_TASK TO COMPLETE_
Gather every line holding the string "Business".

_RECORDS FOR PROCESSING_
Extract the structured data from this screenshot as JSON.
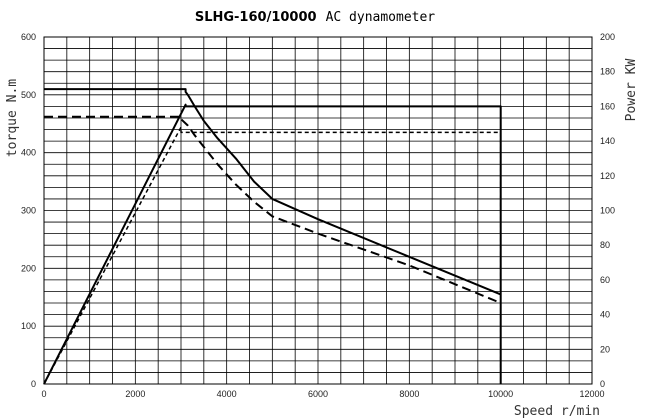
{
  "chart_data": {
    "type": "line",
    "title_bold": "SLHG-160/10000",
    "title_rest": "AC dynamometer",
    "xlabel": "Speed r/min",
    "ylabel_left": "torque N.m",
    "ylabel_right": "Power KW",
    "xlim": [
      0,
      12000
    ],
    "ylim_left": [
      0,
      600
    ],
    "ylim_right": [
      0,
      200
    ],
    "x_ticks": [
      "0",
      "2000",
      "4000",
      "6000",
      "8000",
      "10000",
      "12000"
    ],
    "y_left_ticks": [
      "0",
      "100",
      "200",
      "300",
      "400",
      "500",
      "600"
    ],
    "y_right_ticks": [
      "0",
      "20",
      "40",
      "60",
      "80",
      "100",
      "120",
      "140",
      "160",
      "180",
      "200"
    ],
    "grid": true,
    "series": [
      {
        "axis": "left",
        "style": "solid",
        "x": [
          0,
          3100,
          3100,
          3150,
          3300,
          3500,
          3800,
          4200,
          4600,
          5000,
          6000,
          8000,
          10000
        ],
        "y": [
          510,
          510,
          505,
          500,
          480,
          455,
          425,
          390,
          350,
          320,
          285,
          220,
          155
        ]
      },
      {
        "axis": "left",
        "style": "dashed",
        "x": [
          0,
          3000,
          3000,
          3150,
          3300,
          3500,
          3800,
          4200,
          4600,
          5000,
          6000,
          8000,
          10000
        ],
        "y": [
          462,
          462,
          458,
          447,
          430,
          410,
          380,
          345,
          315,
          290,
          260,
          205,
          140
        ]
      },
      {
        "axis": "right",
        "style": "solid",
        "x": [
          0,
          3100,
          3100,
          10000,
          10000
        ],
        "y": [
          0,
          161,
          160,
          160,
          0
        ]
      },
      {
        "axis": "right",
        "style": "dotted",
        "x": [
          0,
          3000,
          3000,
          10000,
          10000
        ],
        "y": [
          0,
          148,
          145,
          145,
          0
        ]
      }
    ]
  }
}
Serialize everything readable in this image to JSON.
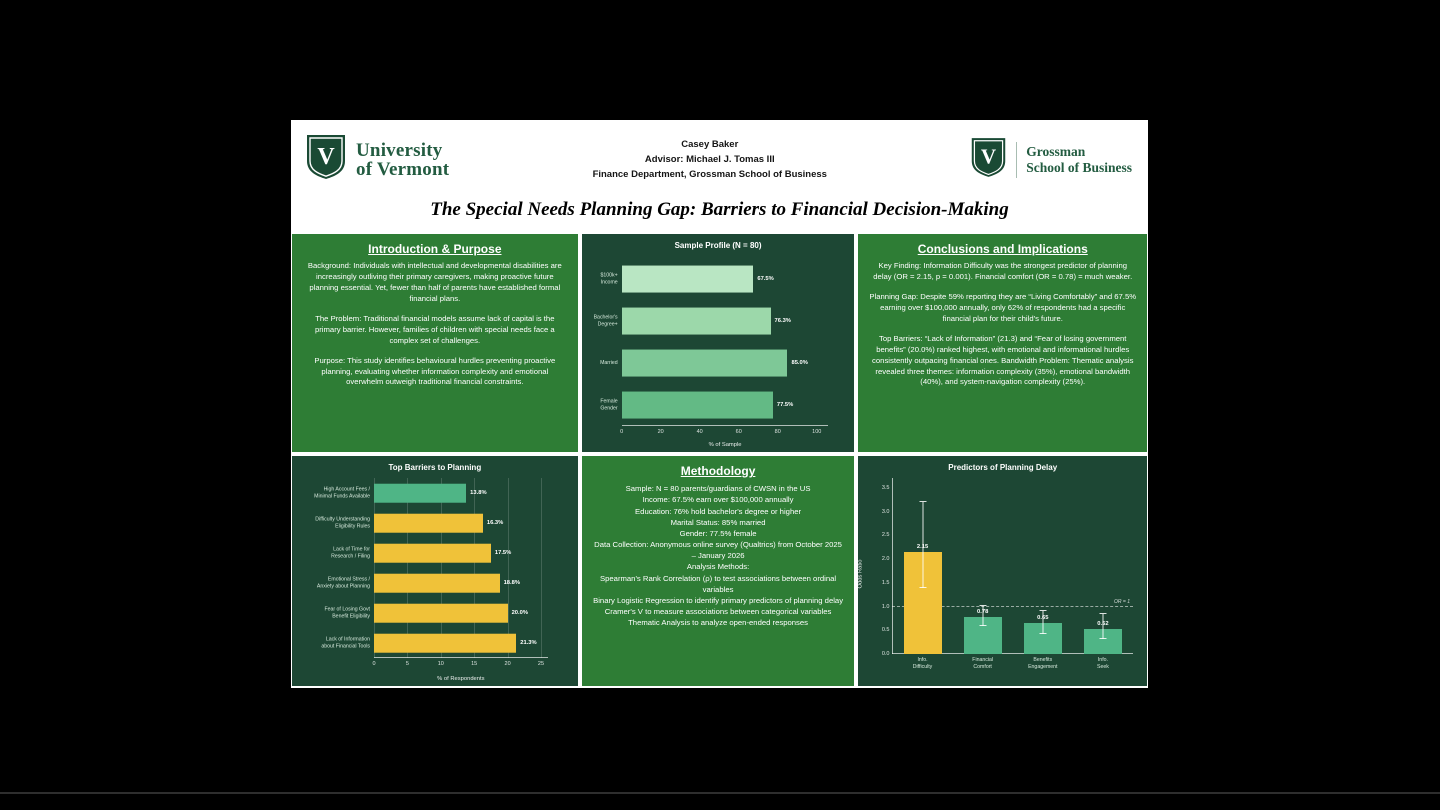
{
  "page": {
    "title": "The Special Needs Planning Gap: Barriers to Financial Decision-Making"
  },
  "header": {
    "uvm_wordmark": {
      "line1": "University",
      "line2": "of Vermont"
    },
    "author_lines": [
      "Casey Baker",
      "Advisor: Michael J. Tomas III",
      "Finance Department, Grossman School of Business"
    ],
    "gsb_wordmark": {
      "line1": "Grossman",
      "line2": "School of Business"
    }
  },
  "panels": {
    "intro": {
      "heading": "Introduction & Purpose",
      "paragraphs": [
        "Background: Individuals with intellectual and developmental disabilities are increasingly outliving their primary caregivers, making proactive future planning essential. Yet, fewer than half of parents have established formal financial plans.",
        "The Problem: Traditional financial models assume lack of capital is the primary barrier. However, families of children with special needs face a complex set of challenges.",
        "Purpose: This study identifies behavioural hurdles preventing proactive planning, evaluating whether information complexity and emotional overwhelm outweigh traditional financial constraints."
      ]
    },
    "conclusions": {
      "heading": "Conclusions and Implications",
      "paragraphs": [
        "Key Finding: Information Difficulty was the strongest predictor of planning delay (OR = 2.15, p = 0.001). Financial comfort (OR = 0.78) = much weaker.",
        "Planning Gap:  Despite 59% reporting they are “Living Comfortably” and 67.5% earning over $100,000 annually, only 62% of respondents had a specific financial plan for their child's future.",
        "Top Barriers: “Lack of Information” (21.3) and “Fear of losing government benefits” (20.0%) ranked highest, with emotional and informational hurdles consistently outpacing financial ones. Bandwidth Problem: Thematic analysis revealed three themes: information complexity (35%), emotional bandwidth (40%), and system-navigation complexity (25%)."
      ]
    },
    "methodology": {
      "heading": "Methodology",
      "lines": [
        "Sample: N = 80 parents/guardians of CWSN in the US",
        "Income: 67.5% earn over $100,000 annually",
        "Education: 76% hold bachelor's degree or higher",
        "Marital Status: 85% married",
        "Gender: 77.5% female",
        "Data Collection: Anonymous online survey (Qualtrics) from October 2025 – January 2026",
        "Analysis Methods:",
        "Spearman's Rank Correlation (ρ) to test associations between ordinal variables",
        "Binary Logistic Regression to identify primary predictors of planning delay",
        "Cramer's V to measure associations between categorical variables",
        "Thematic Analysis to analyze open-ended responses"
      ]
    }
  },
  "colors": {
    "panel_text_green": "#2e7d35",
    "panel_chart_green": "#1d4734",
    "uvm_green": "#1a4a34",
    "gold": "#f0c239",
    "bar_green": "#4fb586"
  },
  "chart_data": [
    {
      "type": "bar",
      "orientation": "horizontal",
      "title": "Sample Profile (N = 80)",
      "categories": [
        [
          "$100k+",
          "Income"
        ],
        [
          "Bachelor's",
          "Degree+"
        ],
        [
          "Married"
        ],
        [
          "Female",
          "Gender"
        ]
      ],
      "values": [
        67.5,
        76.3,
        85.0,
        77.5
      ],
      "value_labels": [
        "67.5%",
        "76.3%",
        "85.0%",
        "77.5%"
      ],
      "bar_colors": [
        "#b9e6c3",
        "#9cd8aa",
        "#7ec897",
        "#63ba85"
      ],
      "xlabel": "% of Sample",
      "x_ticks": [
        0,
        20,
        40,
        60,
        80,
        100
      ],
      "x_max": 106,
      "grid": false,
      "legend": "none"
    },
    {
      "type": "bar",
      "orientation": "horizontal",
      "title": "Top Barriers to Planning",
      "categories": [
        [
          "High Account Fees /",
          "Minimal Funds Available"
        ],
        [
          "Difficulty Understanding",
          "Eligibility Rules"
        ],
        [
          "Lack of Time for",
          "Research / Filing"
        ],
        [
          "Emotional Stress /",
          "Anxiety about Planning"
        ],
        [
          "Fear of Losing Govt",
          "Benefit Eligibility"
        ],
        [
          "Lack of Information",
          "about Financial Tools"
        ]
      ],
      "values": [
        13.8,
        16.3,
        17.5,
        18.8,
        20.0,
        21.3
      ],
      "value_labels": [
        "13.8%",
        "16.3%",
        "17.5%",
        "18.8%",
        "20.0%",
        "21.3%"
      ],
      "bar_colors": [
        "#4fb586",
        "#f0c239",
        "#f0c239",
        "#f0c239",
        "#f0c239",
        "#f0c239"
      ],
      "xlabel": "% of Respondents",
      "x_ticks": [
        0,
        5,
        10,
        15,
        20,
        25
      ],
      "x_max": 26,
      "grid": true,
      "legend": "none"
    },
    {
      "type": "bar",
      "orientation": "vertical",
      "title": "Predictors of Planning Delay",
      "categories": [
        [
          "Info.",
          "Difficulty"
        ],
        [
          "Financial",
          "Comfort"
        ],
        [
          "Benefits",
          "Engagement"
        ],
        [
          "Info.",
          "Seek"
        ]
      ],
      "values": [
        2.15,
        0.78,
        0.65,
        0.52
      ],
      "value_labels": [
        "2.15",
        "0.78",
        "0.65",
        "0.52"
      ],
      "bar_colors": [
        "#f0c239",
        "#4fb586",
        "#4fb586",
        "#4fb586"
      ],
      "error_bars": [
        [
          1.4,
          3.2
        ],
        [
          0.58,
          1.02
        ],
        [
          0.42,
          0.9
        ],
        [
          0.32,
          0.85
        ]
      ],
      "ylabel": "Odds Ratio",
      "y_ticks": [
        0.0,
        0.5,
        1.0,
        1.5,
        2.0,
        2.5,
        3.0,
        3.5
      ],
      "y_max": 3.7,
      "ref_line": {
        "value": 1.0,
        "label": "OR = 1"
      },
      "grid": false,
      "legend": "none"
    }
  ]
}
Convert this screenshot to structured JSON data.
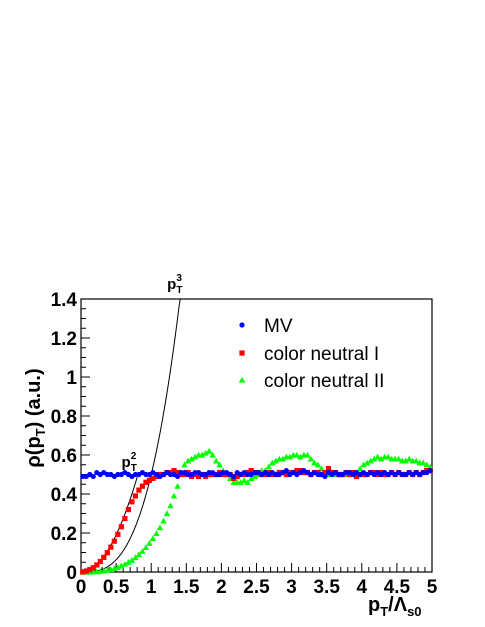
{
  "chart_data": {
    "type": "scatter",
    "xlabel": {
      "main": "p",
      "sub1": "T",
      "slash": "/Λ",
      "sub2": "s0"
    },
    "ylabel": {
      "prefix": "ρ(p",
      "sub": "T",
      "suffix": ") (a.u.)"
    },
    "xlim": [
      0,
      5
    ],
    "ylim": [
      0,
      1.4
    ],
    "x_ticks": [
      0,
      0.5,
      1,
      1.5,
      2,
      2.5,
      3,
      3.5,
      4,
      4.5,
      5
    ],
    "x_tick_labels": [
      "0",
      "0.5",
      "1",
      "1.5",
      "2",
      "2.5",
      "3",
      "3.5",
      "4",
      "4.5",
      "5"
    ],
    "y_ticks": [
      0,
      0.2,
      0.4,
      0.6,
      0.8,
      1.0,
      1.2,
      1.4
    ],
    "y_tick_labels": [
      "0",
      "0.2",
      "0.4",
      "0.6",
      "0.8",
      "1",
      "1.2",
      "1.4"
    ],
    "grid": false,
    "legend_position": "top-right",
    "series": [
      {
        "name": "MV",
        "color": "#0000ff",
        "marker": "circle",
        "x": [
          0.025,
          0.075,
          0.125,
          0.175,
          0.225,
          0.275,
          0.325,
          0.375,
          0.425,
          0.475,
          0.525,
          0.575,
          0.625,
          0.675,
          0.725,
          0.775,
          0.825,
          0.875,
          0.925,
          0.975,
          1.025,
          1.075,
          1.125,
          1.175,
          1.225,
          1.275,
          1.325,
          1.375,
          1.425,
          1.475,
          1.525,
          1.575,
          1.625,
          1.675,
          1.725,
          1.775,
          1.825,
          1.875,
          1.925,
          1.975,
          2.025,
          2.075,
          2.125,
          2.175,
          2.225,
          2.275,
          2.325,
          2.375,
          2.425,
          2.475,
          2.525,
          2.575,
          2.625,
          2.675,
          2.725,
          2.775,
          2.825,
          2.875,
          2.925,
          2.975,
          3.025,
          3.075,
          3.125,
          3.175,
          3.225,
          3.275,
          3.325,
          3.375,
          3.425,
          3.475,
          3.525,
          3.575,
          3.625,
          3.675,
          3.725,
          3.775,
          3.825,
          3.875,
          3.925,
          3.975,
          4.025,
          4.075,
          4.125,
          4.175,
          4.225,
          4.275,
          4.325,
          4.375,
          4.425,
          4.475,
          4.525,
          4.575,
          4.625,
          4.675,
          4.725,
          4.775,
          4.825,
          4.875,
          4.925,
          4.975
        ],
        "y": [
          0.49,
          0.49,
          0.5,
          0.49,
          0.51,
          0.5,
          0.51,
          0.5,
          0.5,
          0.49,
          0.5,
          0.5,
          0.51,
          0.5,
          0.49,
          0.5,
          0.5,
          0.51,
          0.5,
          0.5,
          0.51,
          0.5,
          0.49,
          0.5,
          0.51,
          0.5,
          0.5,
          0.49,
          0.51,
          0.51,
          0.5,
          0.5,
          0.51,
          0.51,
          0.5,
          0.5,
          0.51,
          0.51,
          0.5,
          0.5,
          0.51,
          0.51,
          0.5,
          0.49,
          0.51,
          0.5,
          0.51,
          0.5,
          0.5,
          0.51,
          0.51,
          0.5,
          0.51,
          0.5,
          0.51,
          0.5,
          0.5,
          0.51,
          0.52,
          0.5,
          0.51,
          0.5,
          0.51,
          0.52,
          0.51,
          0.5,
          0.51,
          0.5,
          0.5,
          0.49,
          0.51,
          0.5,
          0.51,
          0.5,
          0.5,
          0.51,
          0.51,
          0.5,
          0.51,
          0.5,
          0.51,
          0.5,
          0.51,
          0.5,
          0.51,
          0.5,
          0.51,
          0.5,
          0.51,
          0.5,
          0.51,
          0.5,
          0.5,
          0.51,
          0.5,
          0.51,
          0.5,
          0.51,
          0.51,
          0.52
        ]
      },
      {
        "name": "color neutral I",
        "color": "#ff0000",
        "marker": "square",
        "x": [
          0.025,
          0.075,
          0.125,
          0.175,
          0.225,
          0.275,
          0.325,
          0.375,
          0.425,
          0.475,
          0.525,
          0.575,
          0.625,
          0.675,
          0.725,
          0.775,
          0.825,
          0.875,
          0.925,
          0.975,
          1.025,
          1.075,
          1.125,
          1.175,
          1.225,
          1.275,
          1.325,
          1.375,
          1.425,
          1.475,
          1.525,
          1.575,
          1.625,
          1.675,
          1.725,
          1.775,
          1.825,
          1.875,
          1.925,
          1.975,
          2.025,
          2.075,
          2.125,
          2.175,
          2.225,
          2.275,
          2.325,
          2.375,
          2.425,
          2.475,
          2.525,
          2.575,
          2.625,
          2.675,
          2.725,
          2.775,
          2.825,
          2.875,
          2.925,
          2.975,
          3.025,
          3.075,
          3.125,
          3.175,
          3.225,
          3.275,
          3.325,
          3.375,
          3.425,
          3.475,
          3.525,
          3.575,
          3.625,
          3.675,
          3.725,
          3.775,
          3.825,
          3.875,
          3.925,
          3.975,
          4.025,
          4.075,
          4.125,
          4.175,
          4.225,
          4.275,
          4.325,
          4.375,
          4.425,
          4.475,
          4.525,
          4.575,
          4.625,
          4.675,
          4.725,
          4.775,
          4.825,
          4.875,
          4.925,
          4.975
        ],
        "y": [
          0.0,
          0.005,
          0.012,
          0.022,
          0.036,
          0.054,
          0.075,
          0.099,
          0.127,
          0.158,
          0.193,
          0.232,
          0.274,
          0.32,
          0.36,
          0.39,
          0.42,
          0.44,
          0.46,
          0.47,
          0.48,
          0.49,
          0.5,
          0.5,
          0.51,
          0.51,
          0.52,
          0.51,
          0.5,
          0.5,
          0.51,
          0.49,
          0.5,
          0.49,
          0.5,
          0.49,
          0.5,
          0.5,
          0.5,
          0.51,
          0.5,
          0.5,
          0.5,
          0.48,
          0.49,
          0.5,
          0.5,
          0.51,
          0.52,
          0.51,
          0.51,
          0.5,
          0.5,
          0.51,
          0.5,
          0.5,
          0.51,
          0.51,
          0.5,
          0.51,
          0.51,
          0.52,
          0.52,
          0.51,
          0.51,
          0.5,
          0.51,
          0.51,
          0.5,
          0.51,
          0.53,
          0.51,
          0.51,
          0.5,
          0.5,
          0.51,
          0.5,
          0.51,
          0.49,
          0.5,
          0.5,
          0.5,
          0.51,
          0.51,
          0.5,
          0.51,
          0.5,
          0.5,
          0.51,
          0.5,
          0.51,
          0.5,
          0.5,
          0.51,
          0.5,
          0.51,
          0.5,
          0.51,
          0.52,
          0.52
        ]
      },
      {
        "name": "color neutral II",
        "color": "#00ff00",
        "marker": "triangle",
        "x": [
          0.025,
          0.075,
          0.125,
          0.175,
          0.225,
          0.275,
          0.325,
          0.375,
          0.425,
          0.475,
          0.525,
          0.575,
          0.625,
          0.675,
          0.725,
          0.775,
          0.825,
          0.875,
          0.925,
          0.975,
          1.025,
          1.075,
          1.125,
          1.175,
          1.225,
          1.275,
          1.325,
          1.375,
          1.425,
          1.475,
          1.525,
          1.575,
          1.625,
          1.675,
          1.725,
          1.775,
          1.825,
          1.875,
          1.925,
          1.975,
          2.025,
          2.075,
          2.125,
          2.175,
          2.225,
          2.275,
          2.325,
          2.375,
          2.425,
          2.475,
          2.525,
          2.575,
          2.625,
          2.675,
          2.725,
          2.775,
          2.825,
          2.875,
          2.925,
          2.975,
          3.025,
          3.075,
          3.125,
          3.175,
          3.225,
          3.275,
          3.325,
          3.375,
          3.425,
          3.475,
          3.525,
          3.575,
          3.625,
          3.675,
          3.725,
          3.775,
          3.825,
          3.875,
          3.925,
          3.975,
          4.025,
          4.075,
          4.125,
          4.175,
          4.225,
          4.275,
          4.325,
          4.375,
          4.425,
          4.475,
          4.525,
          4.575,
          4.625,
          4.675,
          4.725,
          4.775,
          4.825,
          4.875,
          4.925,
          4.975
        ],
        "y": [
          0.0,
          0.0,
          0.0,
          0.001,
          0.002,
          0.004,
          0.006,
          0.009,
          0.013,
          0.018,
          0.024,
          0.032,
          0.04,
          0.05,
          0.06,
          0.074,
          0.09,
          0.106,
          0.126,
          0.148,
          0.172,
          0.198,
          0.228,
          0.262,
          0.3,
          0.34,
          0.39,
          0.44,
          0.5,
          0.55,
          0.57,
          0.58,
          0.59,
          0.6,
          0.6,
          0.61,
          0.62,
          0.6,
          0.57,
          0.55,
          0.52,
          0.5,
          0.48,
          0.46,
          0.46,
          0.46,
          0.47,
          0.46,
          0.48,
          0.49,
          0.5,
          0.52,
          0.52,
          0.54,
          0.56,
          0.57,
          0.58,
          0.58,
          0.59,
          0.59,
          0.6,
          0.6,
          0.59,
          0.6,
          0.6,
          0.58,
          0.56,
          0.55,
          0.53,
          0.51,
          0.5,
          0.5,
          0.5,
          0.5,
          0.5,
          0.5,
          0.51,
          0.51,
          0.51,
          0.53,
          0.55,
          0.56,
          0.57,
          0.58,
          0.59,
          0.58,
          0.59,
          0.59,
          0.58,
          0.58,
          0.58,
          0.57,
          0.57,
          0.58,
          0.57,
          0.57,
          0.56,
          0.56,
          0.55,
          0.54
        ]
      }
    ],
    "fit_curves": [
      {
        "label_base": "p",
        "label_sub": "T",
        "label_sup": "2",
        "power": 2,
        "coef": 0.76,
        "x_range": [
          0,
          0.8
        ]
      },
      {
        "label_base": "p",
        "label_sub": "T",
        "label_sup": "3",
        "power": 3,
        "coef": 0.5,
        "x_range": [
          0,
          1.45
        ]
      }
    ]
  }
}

_FINISHED EXERCISE_
      "Finance Department, Grossman School of Business"
      "line2": "School of Business"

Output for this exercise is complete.